### STORED DATA:
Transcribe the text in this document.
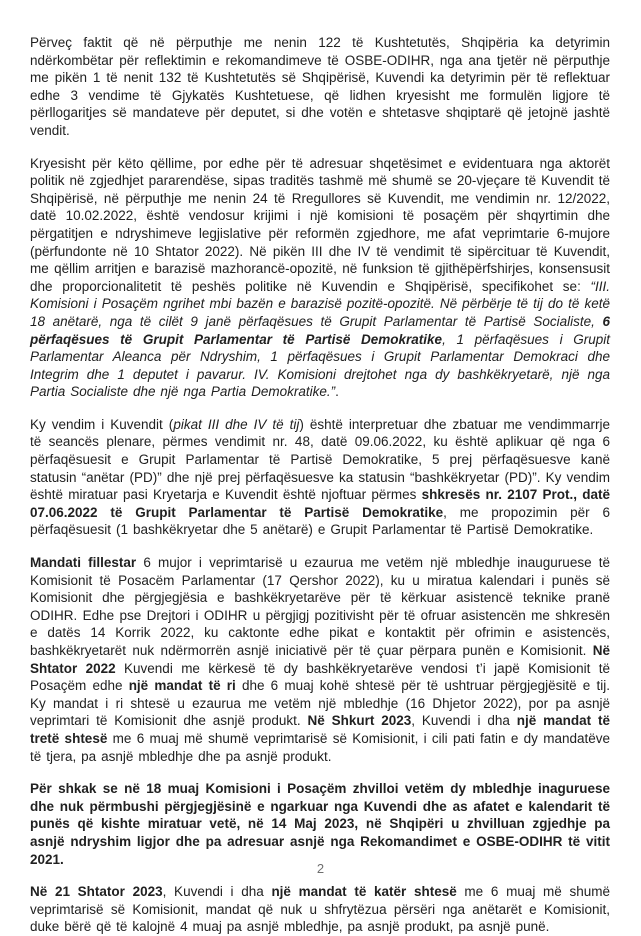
Përveç faktit që në përputhje me nenin 122 të Kushtetutës, Shqipëria ka detyrimin ndërkombëtar për reflektimin e rekomandimeve të OSBE-ODIHR, nga ana tjetër në përputhje me pikën 1 të nenit 132 të Kushtetutës së Shqipërisë, Kuvendi ka detyrimin për të reflektuar edhe 3 vendime të Gjykatës Kushtetuese, që lidhen kryesisht me formulën ligjore të përllogaritjes së mandateve për deputet, si dhe votën e shtetasve shqiptarë që jetojnë jashtë vendit.

Kryesisht për këto qëllime, por edhe për të adresuar shqetësimet e evidentuara nga aktorët politik në zgjedhjet pararendëse, sipas traditës tashmë më shumë se 20-vjeçare të Kuvendit të Shqipërisë, në përputhje me nenin 24 të Rregullores së Kuvendit, me vendimin nr. 12/2022, datë 10.02.2022, është vendosur krijimi i një komisioni të posaçëm për shqyrtimin dhe përgatitjen e ndryshimeve legjislative për reformën zgjedhore, me afat veprimtarie 6-mujore (përfundonte në 10 Shtator 2022). Në pikën III dhe IV të vendimit të sipërcituar të Kuvendit, me qëllim arritjen e barazisë mazhorancë-opozitë, në funksion të gjithëpërfshirjes, konsensusit dhe proporcionalitetit të peshës politike në Kuvendin e Shqipërisë, specifikohet se: “III. Komisioni i Posaçëm ngrihet mbi bazën e barazisë pozitë-opozitë. Në përbërje të tij do të ketë 18 anëtarë, nga të cilët 9 janë përfaqësues të Grupit Parlamentar të Partisë Socialiste, 6 përfaqësues të Grupit Parlamentar të Partisë Demokratike, 1 përfaqësues i Grupit Parlamentar Aleanca për Ndryshim, 1 përfaqësues i Grupit Parlamentar Demokraci dhe Integrim dhe 1 deputet i pavarur. IV. Komisioni drejtohet nga dy bashkëkryetarë, një nga Partia Socialiste dhe një nga Partia Demokratike.”.

Ky vendim i Kuvendit (pikat III dhe IV të tij) është interpretuar dhe zbatuar me vendimmarrje të seancës plenare, përmes vendimit nr. 48, datë 09.06.2022, ku është aplikuar që nga 6 përfaqësuesit e Grupit Parlamentar të Partisë Demokratike, 5 prej përfaqësuesve kanë statusin “anëtar (PD)” dhe një prej përfaqësuesve ka statusin “bashkëkryetar (PD)”. Ky vendim është miratuar pasi Kryetarja e Kuvendit është njoftuar përmes shkresës nr. 2107 Prot., datë 07.06.2022 të Grupit Parlamentar të Partisë Demokratike, me propozimin për 6 përfaqësuesit (1 bashkëkryetar dhe 5 anëtarë) e Grupit Parlamentar të Partisë Demokratike.

Mandati fillestar 6 mujor i veprimtarisë u ezaurua me vetëm një mbledhje inauguruese të Komisionit të Posacëm Parlamentar (17 Qershor 2022), ku u miratua kalendari i punës së Komisionit dhe përgjegjësia e bashkëkryetarëve për të kërkuar asistencë teknike pranë ODIHR. Edhe pse Drejtori i ODIHR u përgjigj pozitivisht për të ofruar asistencën me shkresën e datës 14 Korrik 2022, ku caktonte edhe pikat e kontaktit për ofrimin e asistencës, bashkëkryetarët nuk ndërmorrën asnjë iniciativë për të çuar përpara punën e Komisionit. Në Shtator 2022 Kuvendi me kërkesë të dy bashkëkryetarëve vendosi t’i japë Komisionit të Posaçëm edhe një mandat të ri dhe 6 muaj kohë shtesë për të ushtruar përgjegjësitë e tij. Ky mandat i ri shtesë u ezaurua me vetëm një mbledhje (16 Dhjetor 2022), por pa asnjë veprimtari të Komisionit dhe asnjë produkt. Në Shkurt 2023, Kuvendi i dha një mandat të tretë shtesë me 6 muaj më shumë veprimtarisë së Komisionit, i cili pati fatin e dy mandatëve të tjera, pa asnjë mbledhje dhe pa asnjë produkt.

Për shkak se në 18 muaj Komisioni i Posaçëm zhvilloi vetëm dy mbledhje inaguruese dhe nuk përmbushi përgjegjësinë e ngarkuar nga Kuvendi dhe as afatet e kalendarit të punës që kishte miratuar vetë, në 14 Maj 2023, në Shqipëri u zhvilluan zgjedhje pa asnjë ndryshim ligjor dhe pa adresuar asnjë nga Rekomandimet e OSBE-ODIHR të vitit 2021.

Në 21 Shtator 2023, Kuvendi i dha një mandat të katër shtesë me 6 muaj më shumë veprimtarisë së Komisionit, mandat që nuk u shfrytëzua përsëri nga anëtarët e Komisionit, duke bërë që të kalojnë 4 muaj pa asnjë mbledhje, pa asnjë produkt, pa asnjë punë.

2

### EXERCISE DIRECTIONS:
Repeat the listing verbatim. Skip the pictures.

### RESULT:
Transcribe the text in this document.
Përveç faktit që në përputhje me nenin 122 të Kushtetutës, Shqipëria ka detyrimin ndërkombëtar për reflektimin e rekomandimeve të OSBE-ODIHR, nga ana tjetër në përputhje me pikën 1 të nenit 132 të Kushtetutës së Shqipërisë, Kuvendi ka detyrimin për të reflektuar edhe 3 vendime të Gjykatës Kushtetuese, që lidhen kryesisht me formulën ligjore të përllogaritjes së mandateve për deputet, si dhe votën e shtetasve shqiptarë që jetojnë jashtë vendit.

Kryesisht për këto qëllime, por edhe për të adresuar shqetësimet e evidentuara nga aktorët politik në zgjedhjet pararendëse, sipas traditës tashmë më shumë se 20-vjeçare të Kuvendit të Shqipërisë, në përputhje me nenin 24 të Rregullores së Kuvendit, me vendimin nr. 12/2022, datë 10.02.2022, është vendosur krijimi i një komisioni të posaçëm për shqyrtimin dhe përgatitjen e ndryshimeve legjislative për reformën zgjedhore, me afat veprimtarie 6-mujore (përfundonte në 10 Shtator 2022). Në pikën III dhe IV të vendimit të sipërcituar të Kuvendit, me qëllim arritjen e barazisë mazhorancë-opozitë, në funksion të gjithëpërfshirjes, konsensusit dhe proporcionalitetit të peshës politike në Kuvendin e Shqipërisë, specifikohet se: “III. Komisioni i Posaçëm ngrihet mbi bazën e barazisë pozitë-opozitë. Në përbërje të tij do të ketë 18 anëtarë, nga të cilët 9 janë përfaqësues të Grupit Parlamentar të Partisë Socialiste, 6 përfaqësues të Grupit Parlamentar të Partisë Demokratike, 1 përfaqësues i Grupit Parlamentar Aleanca për Ndryshim, 1 përfaqësues i Grupit Parlamentar Demokraci dhe Integrim dhe 1 deputet i pavarur. IV. Komisioni drejtohet nga dy bashkëkryetarë, një nga Partia Socialiste dhe një nga Partia Demokratike.”.

Ky vendim i Kuvendit (pikat III dhe IV të tij) është interpretuar dhe zbatuar me vendimmarrje të seancës plenare, përmes vendimit nr. 48, datë 09.06.2022, ku është aplikuar që nga 6 përfaqësuesit e Grupit Parlamentar të Partisë Demokratike, 5 prej përfaqësuesve kanë statusin “anëtar (PD)” dhe një prej përfaqësuesve ka statusin “bashkëkryetar (PD)”. Ky vendim është miratuar pasi Kryetarja e Kuvendit është njoftuar përmes shkresës nr. 2107 Prot., datë 07.06.2022 të Grupit Parlamentar të Partisë Demokratike, me propozimin për 6 përfaqësuesit (1 bashkëkryetar dhe 5 anëtarë) e Grupit Parlamentar të Partisë Demokratike.

Mandati fillestar 6 mujor i veprimtarisë u ezaurua me vetëm një mbledhje inauguruese të Komisionit të Posacëm Parlamentar (17 Qershor 2022), ku u miratua kalendari i punës së Komisionit dhe përgjegjësia e bashkëkryetarëve për të kërkuar asistencë teknike pranë ODIHR. Edhe pse Drejtori i ODIHR u përgjigj pozitivisht për të ofruar asistencën me shkresën e datës 14 Korrik 2022, ku caktonte edhe pikat e kontaktit për ofrimin e asistencës, bashkëkryetarët nuk ndërmorrën asnjë iniciativë për të çuar përpara punën e Komisionit. Në Shtator 2022 Kuvendi me kërkesë të dy bashkëkryetarëve vendosi t’i japë Komisionit të Posaçëm edhe një mandat të ri dhe 6 muaj kohë shtesë për të ushtruar përgjegjësitë e tij. Ky mandat i ri shtesë u ezaurua me vetëm një mbledhje (16 Dhjetor 2022), por pa asnjë veprimtari të Komisionit dhe asnjë produkt. Në Shkurt 2023, Kuvendi i dha një mandat të tretë shtesë me 6 muaj më shumë veprimtarisë së Komisionit, i cili pati fatin e dy mandatëve të tjera, pa asnjë mbledhje dhe pa asnjë produkt.

Për shkak se në 18 muaj Komisioni i Posaçëm zhvilloi vetëm dy mbledhje inaguruese dhe nuk përmbushi përgjegjësinë e ngarkuar nga Kuvendi dhe as afatet e kalendarit të punës që kishte miratuar vetë, në 14 Maj 2023, në Shqipëri u zhvilluan zgjedhje pa asnjë ndryshim ligjor dhe pa adresuar asnjë nga Rekomandimet e OSBE-ODIHR të vitit 2021.

Në 21 Shtator 2023, Kuvendi i dha një mandat të katër shtesë me 6 muaj më shumë veprimtarisë së Komisionit, mandat që nuk u shfrytëzua përsëri nga anëtarët e Komisionit, duke bërë që të kalojnë 4 muaj pa asnjë mbledhje, pa asnjë produkt, pa asnjë punë.

2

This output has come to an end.